Source text:

16 Nov 2016

Geopolitics driving global markets

As published by CREFC Europe: borrowers and lenders focus on their own universe amid era of unpredictable geopolitics

The current geopolitical landscape is too unpredictable and in too much disarray that it is a fool’s mission to try and plan for what might happen next, delegates at CREFC Europe’s autumn conference were told.

In a wide-ranging and panelist-packed 80-minute session on the Monday afternoon, comprised of four borrowers and lenders apiece, the assembled speakers discussed:

  • geopolitical upheaval and the impacts on CRE markets;
  • the future regulatory landscape;
  • the current environment for CRE finance in the UK and Europe;
  • the rise and rise of finance intermediaries;
  • the trouble with CMBS;
  • the Bank of England’s enduring appetite for an industry-developed CRE loan database in the UK; and
  • private equity funds raising preferred equity to replace third party mezzanine.

Data records:
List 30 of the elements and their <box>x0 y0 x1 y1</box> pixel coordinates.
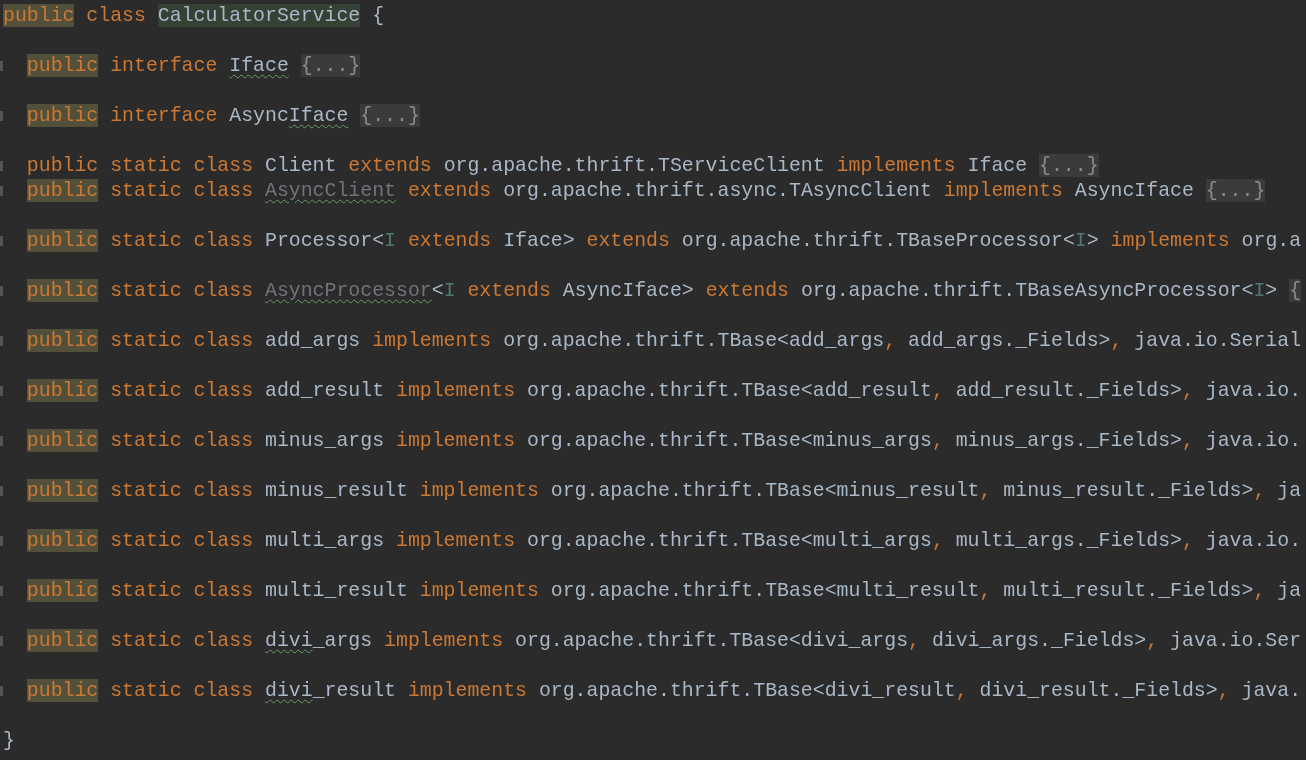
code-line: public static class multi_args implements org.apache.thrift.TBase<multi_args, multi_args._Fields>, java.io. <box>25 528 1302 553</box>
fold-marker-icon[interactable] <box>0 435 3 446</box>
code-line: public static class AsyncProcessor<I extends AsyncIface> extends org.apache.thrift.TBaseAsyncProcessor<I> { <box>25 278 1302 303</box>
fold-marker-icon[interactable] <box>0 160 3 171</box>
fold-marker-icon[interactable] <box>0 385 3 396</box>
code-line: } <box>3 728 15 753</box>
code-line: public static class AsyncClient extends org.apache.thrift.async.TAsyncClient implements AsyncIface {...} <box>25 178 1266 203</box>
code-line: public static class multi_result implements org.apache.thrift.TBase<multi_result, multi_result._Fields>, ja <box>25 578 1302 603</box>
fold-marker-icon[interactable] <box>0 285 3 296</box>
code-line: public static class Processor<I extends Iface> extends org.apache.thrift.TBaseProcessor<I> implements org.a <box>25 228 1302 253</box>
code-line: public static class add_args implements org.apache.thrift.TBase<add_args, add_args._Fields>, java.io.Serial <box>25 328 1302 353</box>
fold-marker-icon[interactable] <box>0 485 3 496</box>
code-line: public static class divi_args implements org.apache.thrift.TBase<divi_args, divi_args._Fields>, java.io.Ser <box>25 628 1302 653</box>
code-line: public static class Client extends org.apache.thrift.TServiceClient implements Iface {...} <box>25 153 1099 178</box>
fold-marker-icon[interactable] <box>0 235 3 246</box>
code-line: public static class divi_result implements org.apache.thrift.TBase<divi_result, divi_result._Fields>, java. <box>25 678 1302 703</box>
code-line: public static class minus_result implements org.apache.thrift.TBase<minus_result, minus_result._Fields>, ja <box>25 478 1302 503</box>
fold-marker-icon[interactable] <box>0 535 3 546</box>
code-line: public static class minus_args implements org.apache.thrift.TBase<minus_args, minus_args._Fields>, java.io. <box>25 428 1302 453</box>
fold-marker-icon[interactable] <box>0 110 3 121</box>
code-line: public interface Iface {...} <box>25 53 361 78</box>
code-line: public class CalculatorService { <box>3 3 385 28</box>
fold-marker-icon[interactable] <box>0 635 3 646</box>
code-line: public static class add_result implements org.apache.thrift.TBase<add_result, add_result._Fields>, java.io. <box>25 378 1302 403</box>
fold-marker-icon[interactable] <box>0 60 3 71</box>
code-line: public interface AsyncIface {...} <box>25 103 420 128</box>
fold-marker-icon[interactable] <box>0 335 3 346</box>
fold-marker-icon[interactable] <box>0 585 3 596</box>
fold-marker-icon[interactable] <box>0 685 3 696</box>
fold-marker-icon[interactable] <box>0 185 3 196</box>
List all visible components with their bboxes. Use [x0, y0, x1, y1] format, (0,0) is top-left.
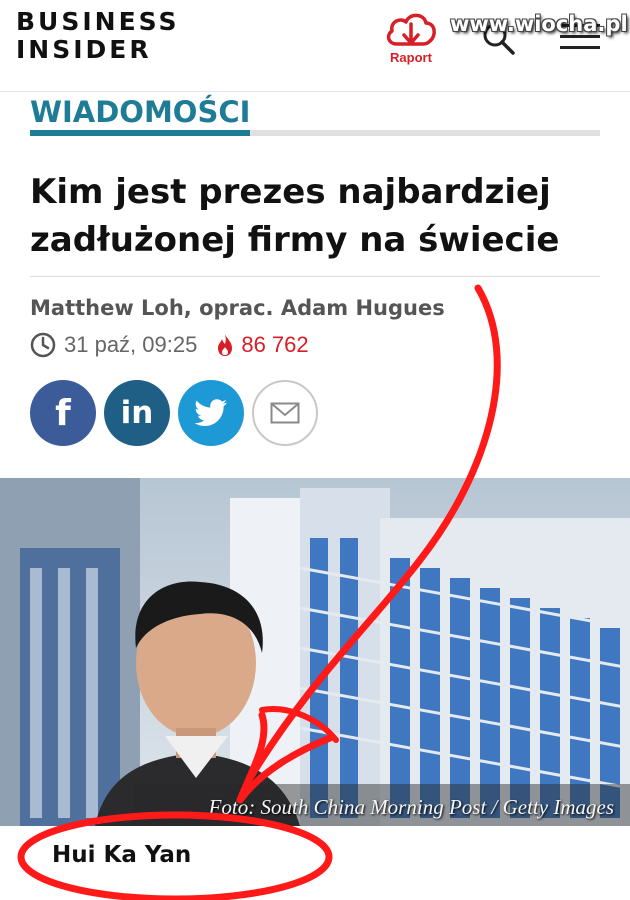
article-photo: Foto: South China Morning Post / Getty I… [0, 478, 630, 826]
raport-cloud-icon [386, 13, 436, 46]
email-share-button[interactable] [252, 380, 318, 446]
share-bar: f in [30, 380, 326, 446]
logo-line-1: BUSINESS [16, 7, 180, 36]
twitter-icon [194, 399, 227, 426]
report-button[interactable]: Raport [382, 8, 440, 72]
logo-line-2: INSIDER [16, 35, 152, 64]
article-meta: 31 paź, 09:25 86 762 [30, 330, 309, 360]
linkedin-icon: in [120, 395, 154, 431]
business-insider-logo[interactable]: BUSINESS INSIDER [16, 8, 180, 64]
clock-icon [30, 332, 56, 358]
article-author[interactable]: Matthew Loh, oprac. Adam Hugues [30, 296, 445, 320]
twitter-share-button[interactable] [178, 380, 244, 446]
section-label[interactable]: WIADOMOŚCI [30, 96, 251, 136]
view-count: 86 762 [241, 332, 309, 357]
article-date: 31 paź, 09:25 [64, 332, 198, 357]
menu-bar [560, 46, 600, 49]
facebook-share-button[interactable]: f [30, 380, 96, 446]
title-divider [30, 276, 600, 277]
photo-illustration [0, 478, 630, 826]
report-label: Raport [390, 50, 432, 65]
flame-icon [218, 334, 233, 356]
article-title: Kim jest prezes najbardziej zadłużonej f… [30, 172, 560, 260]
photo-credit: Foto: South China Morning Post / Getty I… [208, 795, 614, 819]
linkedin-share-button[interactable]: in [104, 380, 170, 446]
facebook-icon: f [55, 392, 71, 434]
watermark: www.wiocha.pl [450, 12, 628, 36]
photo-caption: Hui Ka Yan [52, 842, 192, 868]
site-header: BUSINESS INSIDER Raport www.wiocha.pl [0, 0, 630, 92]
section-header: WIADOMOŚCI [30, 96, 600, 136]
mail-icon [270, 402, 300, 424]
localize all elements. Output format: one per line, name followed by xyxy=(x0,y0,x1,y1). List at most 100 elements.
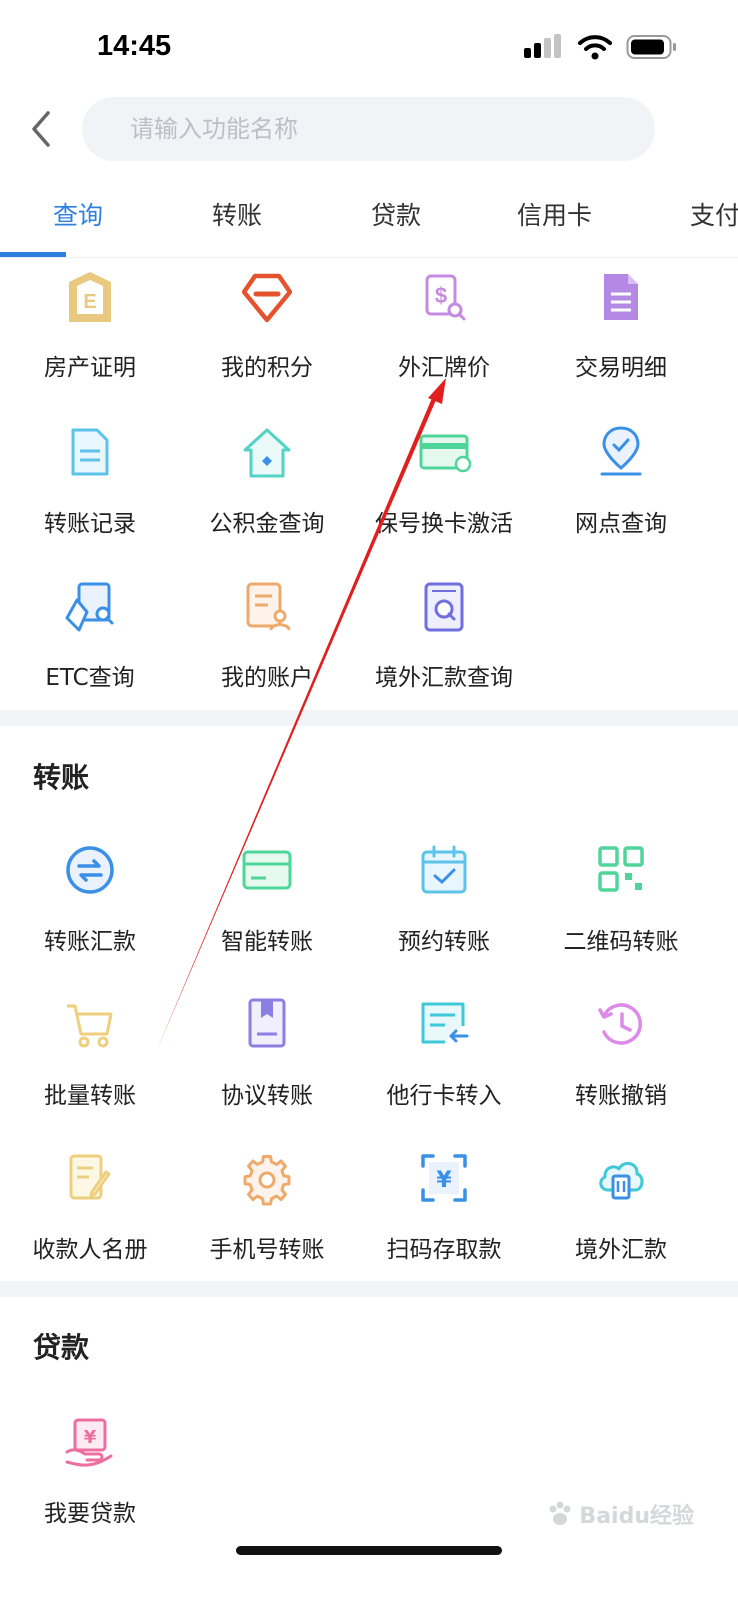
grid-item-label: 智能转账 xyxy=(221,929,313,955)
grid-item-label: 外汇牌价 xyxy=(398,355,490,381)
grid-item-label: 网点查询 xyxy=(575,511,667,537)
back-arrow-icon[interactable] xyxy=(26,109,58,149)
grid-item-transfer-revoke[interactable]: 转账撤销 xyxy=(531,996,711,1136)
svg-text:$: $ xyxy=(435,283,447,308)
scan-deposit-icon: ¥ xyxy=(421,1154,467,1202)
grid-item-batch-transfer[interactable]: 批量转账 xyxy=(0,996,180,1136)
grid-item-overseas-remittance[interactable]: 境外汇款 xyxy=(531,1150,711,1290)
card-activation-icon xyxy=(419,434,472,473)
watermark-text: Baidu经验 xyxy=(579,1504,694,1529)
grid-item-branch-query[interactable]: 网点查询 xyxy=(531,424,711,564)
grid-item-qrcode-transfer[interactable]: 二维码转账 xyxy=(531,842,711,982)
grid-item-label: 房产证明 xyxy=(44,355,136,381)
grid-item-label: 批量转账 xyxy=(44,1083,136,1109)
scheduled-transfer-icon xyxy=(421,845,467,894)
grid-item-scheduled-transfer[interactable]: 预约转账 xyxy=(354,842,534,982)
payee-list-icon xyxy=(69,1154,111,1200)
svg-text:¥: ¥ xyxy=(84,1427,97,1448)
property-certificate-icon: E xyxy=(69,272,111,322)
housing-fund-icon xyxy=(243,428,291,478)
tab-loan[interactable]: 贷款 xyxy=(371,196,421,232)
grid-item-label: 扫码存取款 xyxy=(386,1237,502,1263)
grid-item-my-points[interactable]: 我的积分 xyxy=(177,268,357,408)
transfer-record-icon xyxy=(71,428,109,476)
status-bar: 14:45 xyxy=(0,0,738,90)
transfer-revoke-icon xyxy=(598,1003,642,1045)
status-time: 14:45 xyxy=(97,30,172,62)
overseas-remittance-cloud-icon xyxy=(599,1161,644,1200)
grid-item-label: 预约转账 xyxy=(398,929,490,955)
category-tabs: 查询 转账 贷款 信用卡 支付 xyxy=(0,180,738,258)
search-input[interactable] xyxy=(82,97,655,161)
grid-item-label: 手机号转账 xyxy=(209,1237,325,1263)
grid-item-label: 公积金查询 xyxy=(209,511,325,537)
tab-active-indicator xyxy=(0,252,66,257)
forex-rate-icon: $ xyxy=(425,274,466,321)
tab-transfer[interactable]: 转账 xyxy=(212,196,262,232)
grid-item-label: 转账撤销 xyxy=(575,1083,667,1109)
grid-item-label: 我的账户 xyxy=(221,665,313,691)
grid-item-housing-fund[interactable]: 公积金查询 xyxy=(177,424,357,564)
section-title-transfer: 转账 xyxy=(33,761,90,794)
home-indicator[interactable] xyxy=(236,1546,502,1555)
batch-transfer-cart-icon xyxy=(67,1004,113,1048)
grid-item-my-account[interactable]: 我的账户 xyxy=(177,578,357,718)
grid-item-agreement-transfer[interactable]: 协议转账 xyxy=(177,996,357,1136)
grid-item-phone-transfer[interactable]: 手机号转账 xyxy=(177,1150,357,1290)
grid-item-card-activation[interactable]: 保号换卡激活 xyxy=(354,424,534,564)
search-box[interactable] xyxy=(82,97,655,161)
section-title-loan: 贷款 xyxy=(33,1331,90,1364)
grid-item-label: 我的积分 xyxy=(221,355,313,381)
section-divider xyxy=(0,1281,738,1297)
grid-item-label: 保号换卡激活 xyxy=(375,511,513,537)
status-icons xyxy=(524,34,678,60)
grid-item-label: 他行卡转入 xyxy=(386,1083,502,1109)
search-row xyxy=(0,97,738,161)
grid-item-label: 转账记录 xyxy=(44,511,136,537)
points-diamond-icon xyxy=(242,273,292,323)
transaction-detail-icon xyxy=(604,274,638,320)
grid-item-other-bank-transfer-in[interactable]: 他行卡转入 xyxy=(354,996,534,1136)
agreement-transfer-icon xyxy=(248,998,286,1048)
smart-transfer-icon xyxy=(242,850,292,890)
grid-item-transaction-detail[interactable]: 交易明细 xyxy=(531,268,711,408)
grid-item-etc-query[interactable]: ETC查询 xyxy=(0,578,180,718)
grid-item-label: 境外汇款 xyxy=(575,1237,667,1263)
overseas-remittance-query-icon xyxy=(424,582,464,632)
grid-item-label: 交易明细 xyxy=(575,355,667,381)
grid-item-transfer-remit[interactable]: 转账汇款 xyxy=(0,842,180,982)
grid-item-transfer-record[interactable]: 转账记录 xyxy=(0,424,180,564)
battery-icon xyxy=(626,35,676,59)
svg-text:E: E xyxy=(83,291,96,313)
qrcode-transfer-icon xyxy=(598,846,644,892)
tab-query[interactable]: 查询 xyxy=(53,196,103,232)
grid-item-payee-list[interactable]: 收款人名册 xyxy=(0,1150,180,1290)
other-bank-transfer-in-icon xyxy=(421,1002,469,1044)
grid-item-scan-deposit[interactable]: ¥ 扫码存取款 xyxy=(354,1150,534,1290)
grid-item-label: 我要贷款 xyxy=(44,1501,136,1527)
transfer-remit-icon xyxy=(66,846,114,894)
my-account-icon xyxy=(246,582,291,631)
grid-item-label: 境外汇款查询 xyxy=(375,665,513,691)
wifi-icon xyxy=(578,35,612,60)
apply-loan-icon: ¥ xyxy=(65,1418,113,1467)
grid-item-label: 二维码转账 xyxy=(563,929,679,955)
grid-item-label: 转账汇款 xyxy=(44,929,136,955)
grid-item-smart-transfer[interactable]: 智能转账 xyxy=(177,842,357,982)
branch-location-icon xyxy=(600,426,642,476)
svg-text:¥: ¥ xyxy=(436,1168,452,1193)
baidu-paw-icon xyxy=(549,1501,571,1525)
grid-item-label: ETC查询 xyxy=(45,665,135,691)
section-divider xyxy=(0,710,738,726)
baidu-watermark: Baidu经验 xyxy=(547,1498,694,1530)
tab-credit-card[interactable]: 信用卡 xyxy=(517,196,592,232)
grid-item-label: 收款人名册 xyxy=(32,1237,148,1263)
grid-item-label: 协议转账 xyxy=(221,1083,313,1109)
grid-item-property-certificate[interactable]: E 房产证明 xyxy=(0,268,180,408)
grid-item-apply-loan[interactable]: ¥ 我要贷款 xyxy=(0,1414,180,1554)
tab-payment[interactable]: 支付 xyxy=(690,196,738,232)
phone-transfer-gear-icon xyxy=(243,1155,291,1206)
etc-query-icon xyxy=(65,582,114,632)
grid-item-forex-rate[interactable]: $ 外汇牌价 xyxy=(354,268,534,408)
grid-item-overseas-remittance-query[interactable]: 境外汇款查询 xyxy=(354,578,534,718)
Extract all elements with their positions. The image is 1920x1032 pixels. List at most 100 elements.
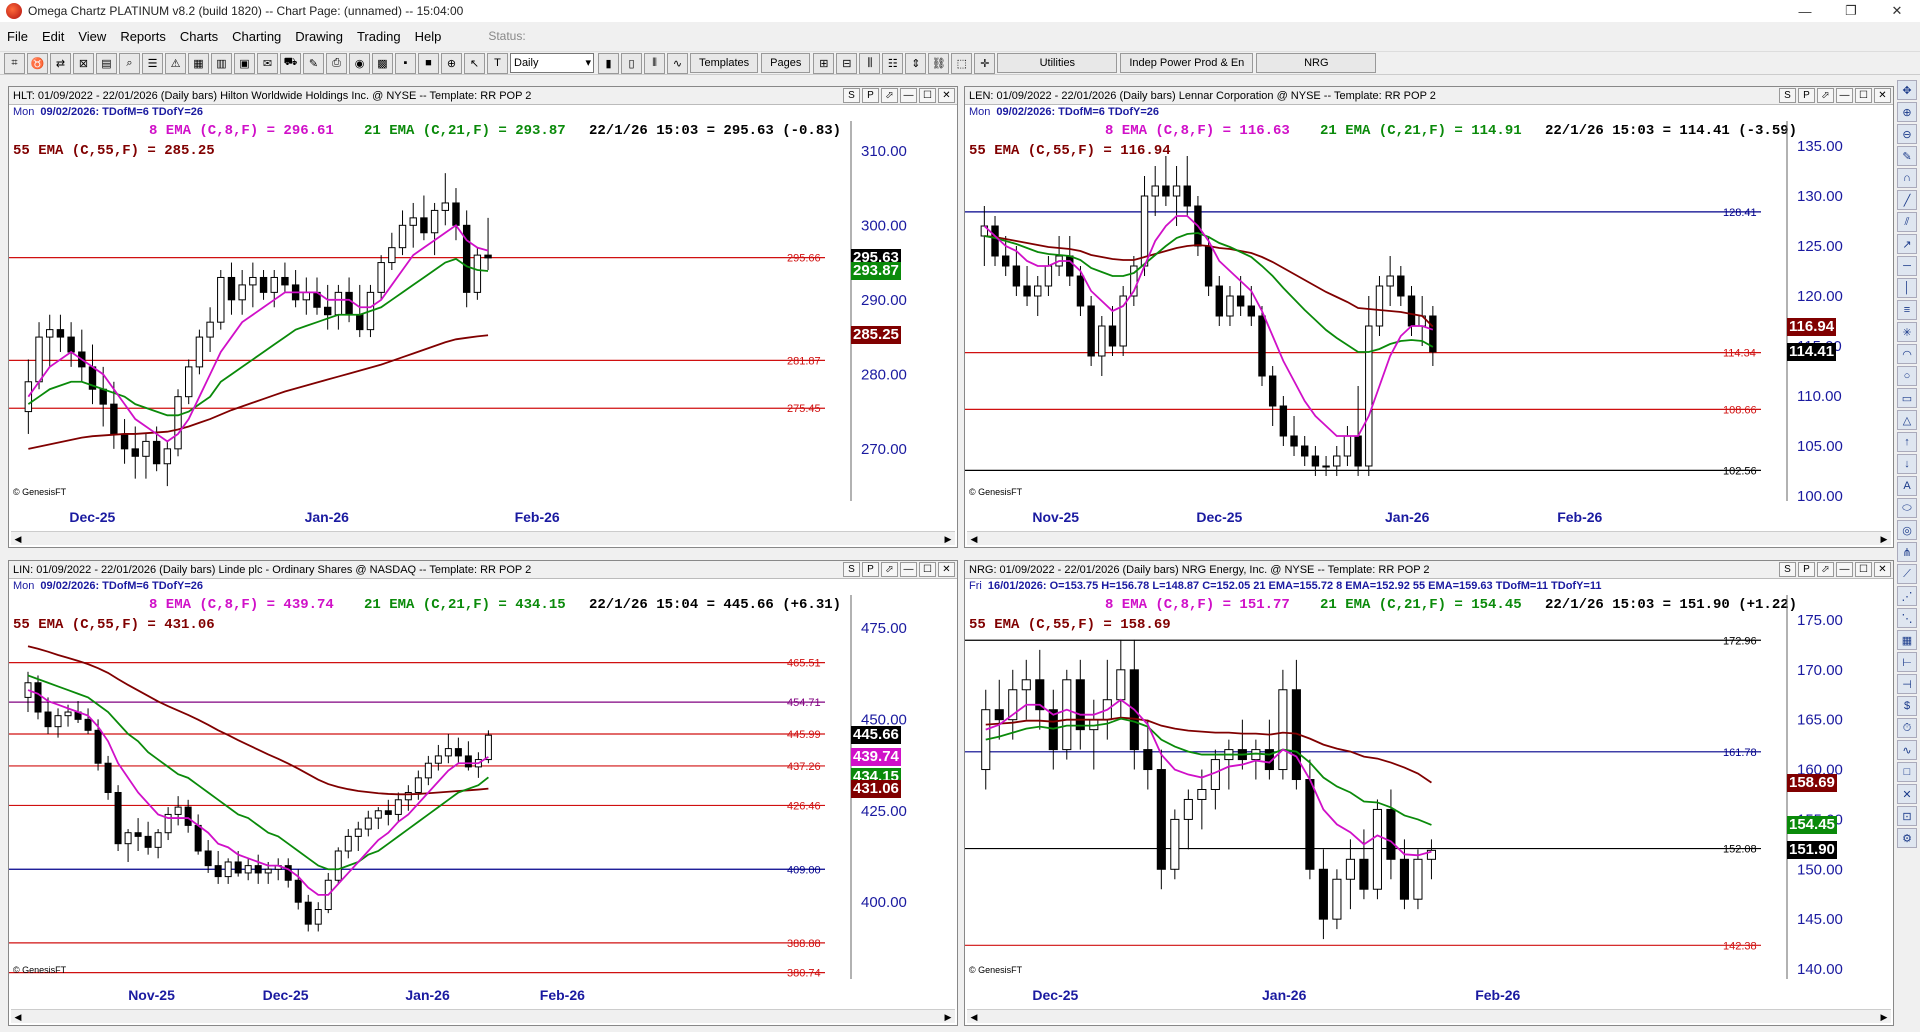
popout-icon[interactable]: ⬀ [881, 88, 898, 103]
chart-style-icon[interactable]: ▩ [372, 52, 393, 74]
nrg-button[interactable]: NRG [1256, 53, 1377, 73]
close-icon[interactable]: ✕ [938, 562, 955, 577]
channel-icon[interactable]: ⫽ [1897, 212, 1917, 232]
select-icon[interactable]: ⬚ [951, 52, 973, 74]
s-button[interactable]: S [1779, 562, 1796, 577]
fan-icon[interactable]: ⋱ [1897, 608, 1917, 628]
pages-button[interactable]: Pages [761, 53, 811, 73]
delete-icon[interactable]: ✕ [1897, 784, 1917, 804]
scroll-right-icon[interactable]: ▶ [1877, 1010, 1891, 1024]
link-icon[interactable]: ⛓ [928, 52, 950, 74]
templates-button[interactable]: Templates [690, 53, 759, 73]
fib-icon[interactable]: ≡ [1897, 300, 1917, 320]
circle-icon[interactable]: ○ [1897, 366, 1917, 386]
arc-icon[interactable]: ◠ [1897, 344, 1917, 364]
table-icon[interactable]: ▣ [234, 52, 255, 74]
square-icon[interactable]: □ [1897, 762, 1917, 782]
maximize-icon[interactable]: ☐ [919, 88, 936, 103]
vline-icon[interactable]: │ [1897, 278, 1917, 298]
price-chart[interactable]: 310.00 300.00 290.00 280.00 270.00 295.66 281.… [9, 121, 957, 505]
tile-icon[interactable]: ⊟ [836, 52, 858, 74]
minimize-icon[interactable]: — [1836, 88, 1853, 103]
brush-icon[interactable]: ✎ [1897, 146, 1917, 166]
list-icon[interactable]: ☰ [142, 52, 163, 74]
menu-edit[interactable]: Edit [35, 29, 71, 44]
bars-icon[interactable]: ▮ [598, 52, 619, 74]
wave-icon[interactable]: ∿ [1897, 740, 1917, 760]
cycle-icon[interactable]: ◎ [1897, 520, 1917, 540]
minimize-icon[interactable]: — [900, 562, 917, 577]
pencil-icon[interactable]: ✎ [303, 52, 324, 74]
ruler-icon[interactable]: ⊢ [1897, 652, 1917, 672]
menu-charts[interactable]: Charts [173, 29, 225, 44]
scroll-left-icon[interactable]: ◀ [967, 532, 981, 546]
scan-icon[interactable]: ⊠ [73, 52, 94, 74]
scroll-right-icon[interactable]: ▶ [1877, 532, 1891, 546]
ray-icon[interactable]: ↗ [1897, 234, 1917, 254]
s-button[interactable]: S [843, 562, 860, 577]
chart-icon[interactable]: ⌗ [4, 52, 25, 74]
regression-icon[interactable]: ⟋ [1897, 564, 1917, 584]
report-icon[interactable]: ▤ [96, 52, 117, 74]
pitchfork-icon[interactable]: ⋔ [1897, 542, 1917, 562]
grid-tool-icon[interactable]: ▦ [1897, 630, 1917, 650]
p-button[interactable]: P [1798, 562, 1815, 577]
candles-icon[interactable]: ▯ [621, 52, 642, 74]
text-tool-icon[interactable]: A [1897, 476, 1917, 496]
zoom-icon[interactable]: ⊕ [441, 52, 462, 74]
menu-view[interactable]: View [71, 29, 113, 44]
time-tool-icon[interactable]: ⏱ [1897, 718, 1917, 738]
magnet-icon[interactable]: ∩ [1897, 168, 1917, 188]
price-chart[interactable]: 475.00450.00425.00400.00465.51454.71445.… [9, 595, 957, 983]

What the task requires: Repeat the stretch of the geopolitics article from "16 Nov 2016" through "conference were told.", swapping "unpredictable" for "volatile".

Result of the task:
16 Nov 2016

Geopolitics driving global markets

As published by CREFC Europe: borrowers and lenders focus on their own universe amid era of volatile geopolitics

The current geopolitical landscape is too volatile and in too much disarray that it is a fool’s mission to try and plan for what might happen next, delegates at CREFC Europe’s autumn conference were told.